■ **Records for the task**:
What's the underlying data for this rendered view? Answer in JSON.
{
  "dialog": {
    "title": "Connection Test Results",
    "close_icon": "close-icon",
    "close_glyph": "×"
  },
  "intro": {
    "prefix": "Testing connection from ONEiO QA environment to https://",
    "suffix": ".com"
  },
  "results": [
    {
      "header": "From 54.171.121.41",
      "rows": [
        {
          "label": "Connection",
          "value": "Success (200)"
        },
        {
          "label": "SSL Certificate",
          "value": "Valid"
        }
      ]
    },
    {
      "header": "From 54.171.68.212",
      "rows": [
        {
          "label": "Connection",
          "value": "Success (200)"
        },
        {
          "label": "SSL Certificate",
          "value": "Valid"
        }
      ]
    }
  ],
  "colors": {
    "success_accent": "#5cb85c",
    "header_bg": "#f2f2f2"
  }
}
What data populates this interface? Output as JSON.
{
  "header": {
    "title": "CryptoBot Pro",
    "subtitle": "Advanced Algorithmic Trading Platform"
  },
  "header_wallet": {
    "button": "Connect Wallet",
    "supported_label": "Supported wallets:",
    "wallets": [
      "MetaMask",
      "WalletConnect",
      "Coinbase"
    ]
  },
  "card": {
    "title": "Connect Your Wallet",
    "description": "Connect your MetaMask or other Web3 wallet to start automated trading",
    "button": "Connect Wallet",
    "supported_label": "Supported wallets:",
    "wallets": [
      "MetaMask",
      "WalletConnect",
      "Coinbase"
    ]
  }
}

■ **Brief**: Copy the material above back out, exactly as written.

■ **Result of the exercise**:
What's the underlying data for this rendered view? Answer in JSON.
{
  "dialog": {
    "title": "Connection Test Results",
    "close_icon": "close-icon",
    "close_glyph": "×"
  },
  "intro": {
    "prefix": "Testing connection from ONEiO QA environment to https://",
    "suffix": ".com"
  },
  "results": [
    {
      "header": "From 54.171.121.41",
      "rows": [
        {
          "label": "Connection",
          "value": "Success (200)"
        },
        {
          "label": "SSL Certificate",
          "value": "Valid"
        }
      ]
    },
    {
      "header": "From 54.171.68.212",
      "rows": [
        {
          "label": "Connection",
          "value": "Success (200)"
        },
        {
          "label": "SSL Certificate",
          "value": "Valid"
        }
      ]
    }
  ],
  "colors": {
    "success_accent": "#5cb85c",
    "header_bg": "#f2f2f2"
  }
}
What data populates this interface? Output as JSON.
{
  "header": {
    "title": "CryptoBot Pro",
    "subtitle": "Advanced Algorithmic Trading Platform"
  },
  "header_wallet": {
    "button": "Connect Wallet",
    "supported_label": "Supported wallets:",
    "wallets": [
      "MetaMask",
      "WalletConnect",
      "Coinbase"
    ]
  },
  "card": {
    "title": "Connect Your Wallet",
    "description": "Connect your MetaMask or other Web3 wallet to start automated trading",
    "button": "Connect Wallet",
    "supported_label": "Supported wallets:",
    "wallets": [
      "MetaMask",
      "WalletConnect",
      "Coinbase"
    ]
  }
}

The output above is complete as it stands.